* Gegebener Textauszug *
—————

# Digicam bis 800€



## ME84 (15. Oktober 2002)

Hey ihr, ich suche eine Digicam, für bis zu 800€ Ich bin aber ziemlich angspruchsvoll. Also ich hätte gerne eine Spiegelreflex und am besten eine bei der man auch die Objektive tauschen kann. Gut wäre auch eine hohe Lichtempfindlichkeit usw. Im Analogen Bereich müsste das ja zu dem Preis ohne weiteres möglich sein, oder ?

Wie siehts da im Digitalbereich aus ?

Wie lange könnte es noch dauern bis es sowas gibt und wieviel müsste ich jetzt mehr ausgeben.

Also wenn jemand Ahnung hat, dann schreibt doch einfach mal was ihr mir so empfehlen würdet.


----------



## vetterfunk (15. Oktober 2002)

sowas gibts nicht mal auf ebay....

spiegelreflex incl. tausschbares objektiv gibts erst ab 2500€ oder so was ich weiss.

olympus e-10 ist eine super kamera, spiegelreflex 4mp, gutes lichtstarkes objektiv, kostet aber auch schon 1200€, auf ebay eventuell 600-800

mehr ist in dieser preisklasse momentan nicht drinn


----------



## Vitalis (15. Oktober 2002)

Ne also digital fängts da bei 2000 Euro an oder so.. und zwar ohne Objektiv ^^ und wenn dann noch mehr Objektive kommen und Zubehör..........

—————

* Vorliegende Einträge *
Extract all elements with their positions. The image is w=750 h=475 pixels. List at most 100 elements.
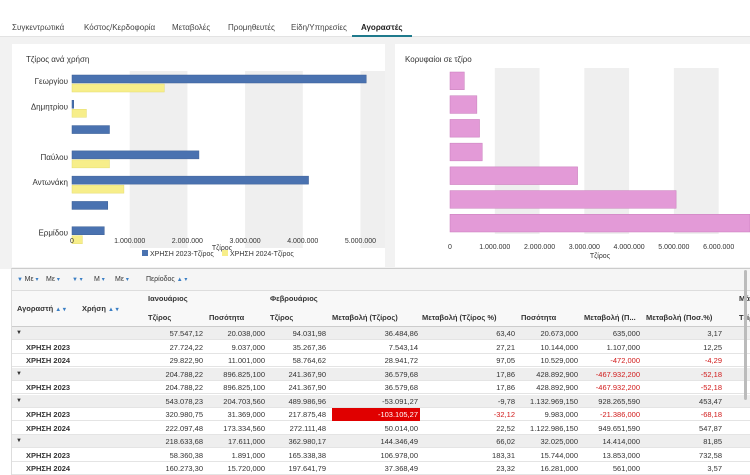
column-header[interactable]: Μεταβολή (Ποσ.%) <box>646 313 713 322</box>
pivot-group-row[interactable]: ▼ 57.547,12 20.038,000 94.031,98 36.484,86 63… <box>12 327 750 340</box>
bar <box>449 214 750 233</box>
x-tick-label: 2.000.000 <box>172 238 203 245</box>
x-tick-label: 4.000.000 <box>614 244 645 251</box>
category-label: Αντωνάκη <box>32 178 68 187</box>
pivot-cell: 3,57 <box>707 464 722 473</box>
filter-chip[interactable]: ▼ ▾ <box>72 277 83 283</box>
pivot-cell: 27.724,22 <box>169 342 203 352</box>
pivot-cell: 183,31 <box>492 450 515 460</box>
filter-chip[interactable]: Μ ▾ <box>94 276 105 283</box>
pivot-cell: 58.764,62 <box>292 356 326 365</box>
pivot-row[interactable]: ΧΡΗΣΗ 2024 222.097,48 173.334,560 272.111,4… <box>12 422 750 435</box>
pivot-cell: 320.980,75 <box>165 410 203 419</box>
expand-collapse-icon[interactable]: ▼ <box>16 330 22 336</box>
pivot-cell: 17,86 <box>496 369 515 379</box>
category-label: Ερμίδου <box>38 229 68 238</box>
pivot-cell: 949.651,590 <box>598 423 640 433</box>
pivot-cell: 11.001,000 <box>228 356 265 365</box>
pivot-cell: -32,12 <box>493 410 515 419</box>
pivot-cell: 16.281,000 <box>540 464 578 473</box>
row-field-buyer[interactable]: Αγοραστή ▲ ▾ <box>17 304 66 313</box>
x-tick-label: 4.000.000 <box>287 238 318 245</box>
pivot-cell: 10.144,000 <box>540 342 578 352</box>
x-tick-label: 3.000.000 <box>569 244 600 251</box>
filter-chip[interactable]: Με ▾ <box>115 276 129 283</box>
column-header[interactable]: Μεταβολή (Τζίρος) <box>332 313 398 322</box>
pivot-cell: 222.097,48 <box>165 423 203 433</box>
row-label: ΧΡΗΣΗ 2024 <box>26 423 71 433</box>
bar <box>71 226 105 235</box>
pivot-cell: 17,86 <box>496 383 515 392</box>
bar <box>449 142 483 162</box>
month-header: Φεβρουάριος <box>270 294 318 303</box>
pivot-group-row[interactable]: ▼ 218.633,68 17.611,000 362.980,17 144.346,4… <box>12 435 750 448</box>
pivot-cell: 15.744,000 <box>540 450 578 460</box>
bar <box>71 235 83 244</box>
tab-changes[interactable]: Μεταβολές <box>172 23 211 32</box>
pivot-row[interactable]: ΧΡΗΣΗ 2023 27.724,22 9.037,000 35.267,36 7.5… <box>12 341 750 354</box>
expand-collapse-icon[interactable]: ▼ <box>16 438 22 444</box>
expand-collapse-icon[interactable]: ▼ <box>16 397 22 404</box>
pivot-cell: -467.932,200 <box>595 369 640 379</box>
filter-chip[interactable]: Με ▾ <box>46 276 60 283</box>
pivot-cell: 66,02 <box>496 437 515 446</box>
row-label: ΧΡΗΣΗ 2023 <box>26 450 71 460</box>
x-tick-label: 1.000.000 <box>114 238 145 245</box>
legend-label: ΧΡΗΣΗ 2024-Τζίρος <box>230 250 294 258</box>
right-chart-panel: Κορυφαίοι σε τζίρο 0 1.000.000 2.000.000 3.… <box>395 44 750 267</box>
pivot-cell: 928.265,590 <box>598 396 640 406</box>
column-header[interactable]: Μεταβολή (Π... <box>584 313 636 322</box>
tab-items-services[interactable]: Είδη/Υπηρεσίες <box>291 23 347 32</box>
pivot-cell: 561,000 <box>612 464 640 473</box>
pivot-grid: ▼ Με ▾ Με ▾ ▼ ▾ Μ ▾ Με ▾ Περίοδος ▲ ▾ Αγ… <box>11 268 750 475</box>
pivot-group-row[interactable]: ▼ 204.788,22 896.825,100 241.367,90 36.579,6… <box>12 367 750 381</box>
column-header[interactable]: Μεταβολή (Τζίρος %) <box>422 313 497 322</box>
filter-chip-period[interactable]: Περίοδος ▲ ▾ <box>146 276 188 283</box>
column-header[interactable]: Ποσότητα <box>521 313 557 322</box>
left-chart-panel: Τζίρος ανά χρήση Γεωργίου Δημητρίου Παύλου… <box>12 44 419 267</box>
pivot-cell: 14.414,000 <box>602 437 640 446</box>
grid-band <box>494 68 540 234</box>
x-tick-label: 2.000.000 <box>524 244 555 251</box>
pivot-cell: 428.892,900 <box>536 369 578 379</box>
tab-cost-profit[interactable]: Κόστος/Κερδοφορία <box>84 23 156 32</box>
bar <box>449 95 478 114</box>
bar <box>449 119 480 138</box>
filter-chip[interactable]: ▼ Με ▾ <box>17 276 39 283</box>
bar <box>71 83 165 93</box>
x-tick-label: 3.000.000 <box>229 238 260 245</box>
row-field-year[interactable]: Χρήση ▲ ▾ <box>82 304 119 313</box>
expand-collapse-icon[interactable]: ▼ <box>16 370 22 377</box>
pivot-cell: 36.579,68 <box>384 369 418 379</box>
pivot-row[interactable]: ΧΡΗΣΗ 2023 58.360,38 1.891,000 165.338,38 10… <box>12 449 750 462</box>
pivot-cell: 12,25 <box>703 342 722 352</box>
x-tick-label: 1.000.000 <box>479 244 510 251</box>
pivot-cell: 17.611,000 <box>228 437 265 446</box>
pivot-group-row[interactable]: ▼ 543.078,23 204.703,560 489.986,96 -53.091,… <box>12 394 750 408</box>
pivot-cell: 1.132.969,150 <box>530 396 578 406</box>
column-header[interactable]: Τζίρος <box>148 313 172 322</box>
pivot-cell: 1.122.986,150 <box>530 423 578 433</box>
pivot-cell: 50.014,00 <box>384 423 418 433</box>
pivot-row[interactable]: ΧΡΗΣΗ 2024 160.273,30 15.720,000 197.641,79… <box>12 462 750 475</box>
tab-buyers[interactable]: Αγοραστές <box>361 23 403 32</box>
pivot-cell: 272.111,48 <box>289 423 326 433</box>
column-header[interactable]: Τζίρος <box>270 313 294 322</box>
legend-label: ΧΡΗΣΗ 2023-Τζίρος <box>150 250 214 258</box>
pivot-row[interactable]: ΧΡΗΣΗ 2024 29.822,90 11.001,000 58.764,62 28… <box>12 354 750 367</box>
pivot-cell: 37.368,49 <box>384 464 418 473</box>
tab-summary[interactable]: Συγκεντρωτικά <box>12 23 65 32</box>
pivot-cell: 3,17 <box>707 329 722 338</box>
pivot-cell: 9.037,000 <box>231 342 265 352</box>
category-label: Γεωργίου <box>35 77 68 86</box>
pivot-row[interactable]: ΧΡΗΣΗ 2023 204.788,22 896.825,100 241.367,9… <box>12 381 750 394</box>
pivot-cell: -52,18 <box>700 383 722 392</box>
column-header[interactable]: Ποσότητα <box>209 313 245 322</box>
bar <box>449 190 677 209</box>
tab-suppliers[interactable]: Προμηθευτές <box>228 23 275 32</box>
vertical-scrollbar[interactable] <box>744 270 747 400</box>
pivot-row[interactable]: ΧΡΗΣΗ 2023 320.980,75 31.369,000 217.875,48… <box>12 408 750 421</box>
active-tab-indicator <box>352 35 412 37</box>
bar <box>71 175 309 185</box>
category-label: Δημητρίου <box>31 102 68 111</box>
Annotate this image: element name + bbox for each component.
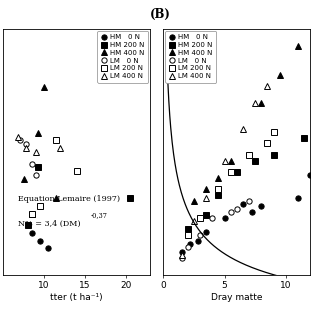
Text: (B): (B) [149,8,171,21]
Text: Equation Lemaire (1997): Equation Lemaire (1997) [18,195,120,203]
Legend: HM   0 N, HM 200 N, HM 400 N, LM   0 N, LM 200 N, LM 400 N: HM 0 N, HM 200 N, HM 400 N, LM 0 N, LM 2… [165,31,216,83]
Text: -0,37: -0,37 [91,211,108,219]
X-axis label: tter (t ha⁻¹): tter (t ha⁻¹) [51,293,103,302]
Text: N% = 3,4 (DM): N% = 3,4 (DM) [18,220,81,228]
Legend: HM   0 N, HM 200 N, HM 400 N, LM   0 N, LM 200 N, LM 400 N: HM 0 N, HM 200 N, HM 400 N, LM 0 N, LM 2… [97,31,148,83]
X-axis label: Dray matte: Dray matte [211,293,262,302]
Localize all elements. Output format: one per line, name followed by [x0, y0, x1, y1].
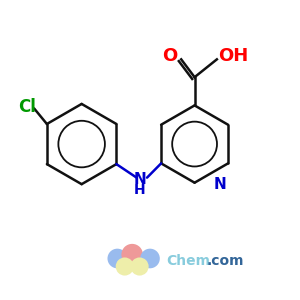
Point — [122, 264, 127, 269]
Point — [137, 264, 142, 269]
Point — [115, 256, 120, 261]
Text: O: O — [162, 47, 177, 65]
Text: H: H — [134, 182, 146, 197]
Text: OH: OH — [218, 47, 248, 65]
Text: Cl: Cl — [18, 98, 36, 116]
Point — [130, 252, 135, 257]
Text: .com: .com — [206, 254, 244, 268]
Text: N: N — [133, 172, 146, 187]
Text: Chem: Chem — [166, 254, 210, 268]
Text: N: N — [214, 177, 226, 192]
Point — [148, 256, 152, 261]
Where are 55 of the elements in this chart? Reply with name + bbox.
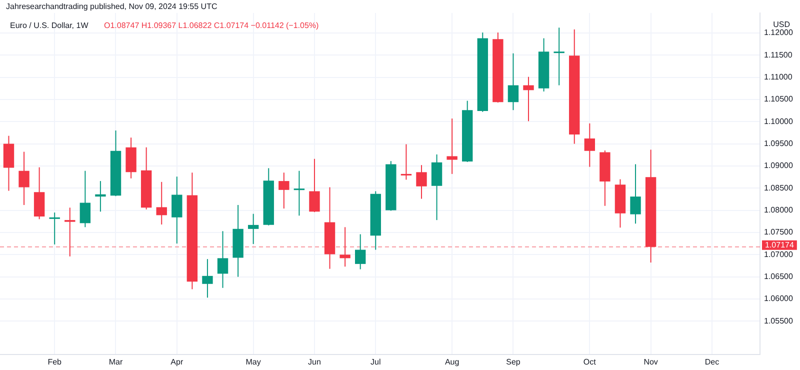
y-tick-label: 1.09000 [764,161,794,170]
candlestick [508,52,519,111]
candlestick [3,135,14,192]
candlestick [630,164,641,224]
candlestick [294,170,305,216]
x-tick-label: Oct [583,357,597,366]
x-tick-label: Jun [308,357,321,366]
candlestick [400,144,412,180]
x-tick-label: Sep [506,357,521,366]
y-tick-label: 1.05500 [764,316,794,326]
candlestick [172,176,182,244]
ref-line-label: 1.07174 [765,240,794,250]
candlestick [340,226,350,268]
y-tick-label: 1.12000 [764,28,794,38]
candlestick [354,234,366,270]
x-tick-label: Feb [48,357,62,366]
y-tick-label: 1.09500 [764,139,794,148]
candlestick [80,170,91,228]
x-tick-label: Nov [644,357,658,366]
candlestick [523,76,534,122]
x-tick-label: Jul [370,357,381,366]
x-tick-label: May [246,357,261,366]
candlestick [278,172,290,210]
y-tick-label: 1.07500 [764,228,794,237]
candlestick [309,158,320,213]
y-axis-title: USD [773,20,790,29]
x-tick-label: Apr [170,357,184,366]
candlestick [202,258,213,298]
candlestick [95,180,106,212]
y-tick-label: 1.07000 [764,250,794,259]
y-tick-label: 1.10500 [764,94,794,104]
text: O1.08747 H1.09367 L1.06822 C1.07174 −0.01142 (−1.05%) [104,21,319,30]
x-tick-label: Mar [108,357,123,366]
candlestick [248,213,259,244]
x-tick-label: Dec [704,357,720,366]
y-tick-label: 1.11000 [764,72,793,82]
candlestick [156,181,167,225]
candlestick [18,151,30,206]
candlestick [431,154,442,221]
candlestick [446,118,458,174]
candlestick [416,164,427,200]
text: Jahresearchandtrading published, Nov 09, 2024 19:55 UTC [6,2,218,11]
candlestick [584,122,596,168]
text: Euro / U.S. Dollar, 1W [10,21,88,30]
x-tick-label: Aug [444,357,460,366]
y-tick-label: 1.11500 [764,50,793,60]
y-tick-label: 1.06000 [764,294,794,304]
y-tick-label: 1.10000 [764,116,794,126]
candlestick [64,207,76,257]
candlestick [49,212,60,245]
candlestick [217,230,228,288]
y-tick-label: 1.06500 [764,272,794,282]
y-tick-label: 1.08000 [764,206,794,215]
y-tick-label: 1.08500 [764,183,794,192]
candlestick [554,27,564,86]
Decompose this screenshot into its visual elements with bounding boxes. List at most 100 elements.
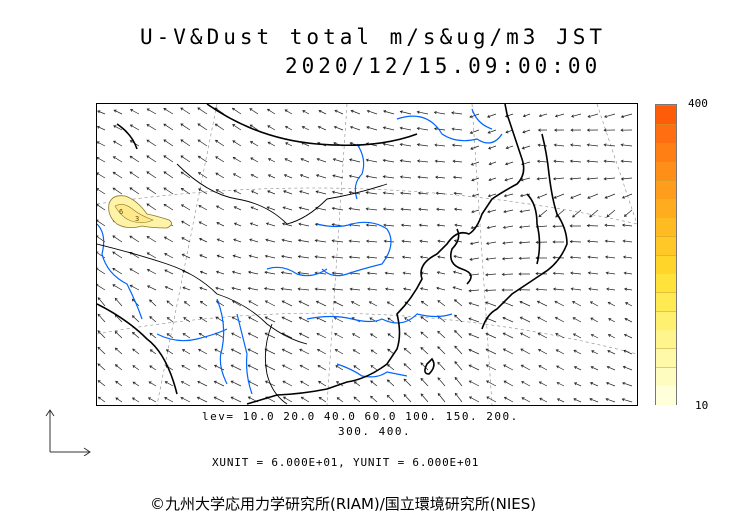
wind-arrow xyxy=(403,378,412,387)
wind-arrow xyxy=(301,126,310,131)
river-mekong xyxy=(236,313,253,395)
wind-arrow xyxy=(112,156,123,163)
wind-arrow xyxy=(624,287,633,291)
wind-arrow xyxy=(182,286,191,291)
wind-arrow xyxy=(569,159,582,163)
wind-arrow xyxy=(487,193,497,198)
wind-arrow xyxy=(97,156,106,163)
wind-arrow xyxy=(196,396,208,403)
colorbar-tick xyxy=(656,235,676,237)
wind-arrow xyxy=(623,349,633,355)
wind-arrow xyxy=(419,255,429,259)
wind-arrow xyxy=(538,365,548,371)
wind-arrow xyxy=(555,209,565,218)
colorbar-tick xyxy=(656,273,676,275)
wind-arrow xyxy=(570,193,582,199)
wind-arrow xyxy=(522,129,531,134)
wind-arrow xyxy=(487,209,497,214)
wind-arrow xyxy=(318,381,327,387)
wind-arrow xyxy=(333,316,344,323)
wind-arrow xyxy=(384,271,395,275)
colorbar-segment xyxy=(656,385,676,405)
wind-arrow xyxy=(365,223,378,227)
wind-arrow xyxy=(486,241,497,245)
wind-arrow xyxy=(146,252,157,259)
wind-arrow xyxy=(131,331,140,339)
wind-arrow xyxy=(231,316,242,323)
borders xyxy=(97,163,388,405)
river-pearl xyxy=(336,363,408,378)
river-ussuri xyxy=(471,108,493,130)
wind-arrow xyxy=(265,222,276,227)
wind-arrow xyxy=(502,348,514,355)
wind-arrow xyxy=(146,139,157,147)
wind-arrow xyxy=(318,109,327,115)
wind-arrow xyxy=(519,209,531,213)
wind-arrow xyxy=(589,382,599,387)
wind-arrow xyxy=(590,317,599,323)
map-canvas: 6 3 xyxy=(97,104,637,405)
wind-arrow xyxy=(403,347,412,355)
map-title-datetime: 2020/12/15.09:00:00 xyxy=(285,54,602,78)
wind-arrow xyxy=(166,300,174,307)
colorbar-tick xyxy=(656,329,676,331)
wind-arrow xyxy=(452,270,463,275)
wind-arrow xyxy=(197,364,208,371)
graticule xyxy=(97,104,637,405)
wind-arrow xyxy=(198,188,208,195)
wind-arrow xyxy=(607,334,616,339)
wind-arrow xyxy=(233,238,242,243)
wind-arrow xyxy=(199,237,208,243)
wind-arrow xyxy=(348,255,361,259)
wind-arrow xyxy=(451,143,463,147)
wind-arrow xyxy=(589,398,599,403)
wind-arrow xyxy=(298,222,310,227)
contour-levels-line2: 300. 400. xyxy=(338,425,412,438)
river-yangtze xyxy=(306,313,453,324)
colorbar-segment xyxy=(656,273,676,293)
wind-arrow xyxy=(436,286,446,291)
wind-arrow xyxy=(416,143,429,147)
wind-arrow xyxy=(416,126,429,131)
wind-arrow xyxy=(382,142,395,147)
wind-arrow xyxy=(468,317,480,323)
wind-arrow xyxy=(317,125,327,131)
coast-china xyxy=(246,104,525,405)
wind-arrow xyxy=(264,254,276,259)
wind-arrow xyxy=(331,223,344,227)
wind-arrow xyxy=(300,396,310,403)
wind-arrow xyxy=(333,125,344,131)
river-indus xyxy=(97,223,143,320)
wind-arrow xyxy=(97,330,106,339)
wind-arrow xyxy=(469,257,480,261)
wind-arrow xyxy=(537,316,548,323)
wind-arrow xyxy=(199,254,208,259)
wind-arrow xyxy=(297,255,310,259)
wind-arrow xyxy=(281,300,293,307)
wind-arrow xyxy=(182,333,191,339)
coast-taiwan xyxy=(424,357,435,375)
coast-india xyxy=(97,303,178,395)
wind-arrow xyxy=(334,333,344,339)
wind-arrow xyxy=(536,300,548,307)
wind-arrow xyxy=(539,397,548,403)
wind-arrow xyxy=(382,126,395,131)
wind-arrow xyxy=(231,286,242,291)
wind-arrow xyxy=(622,255,633,259)
wind-arrow xyxy=(146,171,157,179)
wind-arrow xyxy=(604,239,616,243)
wind-arrow xyxy=(520,364,531,371)
wind-arrow xyxy=(502,225,514,229)
wind-arrow xyxy=(334,109,344,115)
wind-arrow xyxy=(502,241,514,245)
wind-arrow xyxy=(348,239,361,243)
wind-arrow xyxy=(331,239,344,243)
wind-arrow xyxy=(553,193,565,199)
wind-arrow xyxy=(471,193,480,198)
wind-arrow xyxy=(552,255,565,260)
colorbar-segment xyxy=(656,123,676,143)
wind-arrow xyxy=(419,287,429,291)
wind-arrow xyxy=(299,364,310,371)
wind-arrow xyxy=(554,316,565,323)
wind-arrow xyxy=(485,380,497,387)
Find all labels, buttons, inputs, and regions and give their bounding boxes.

—————

* Aufgabe *
Fasse den Absatz aus dem Forumsthread, der mit „Hey ihr, ich suche eine Digicam“ beginnt, als kurze Stichpunktliste zusammen. Die Einträge werden hierfür nicht gebraucht.

* Lösung *
- Gesucht: eine Digicam für bis zu 800 €
- Ziemlich hohe Ansprüche
- Wunsch: Spiegelreflex, am besten mit wechselbaren Objektiven
- Ebenfalls gewünscht: hohe Lichtempfindlichkeit
- Frage: Wäre das im Analogbereich zu diesem Preis ohne Weiteres möglich?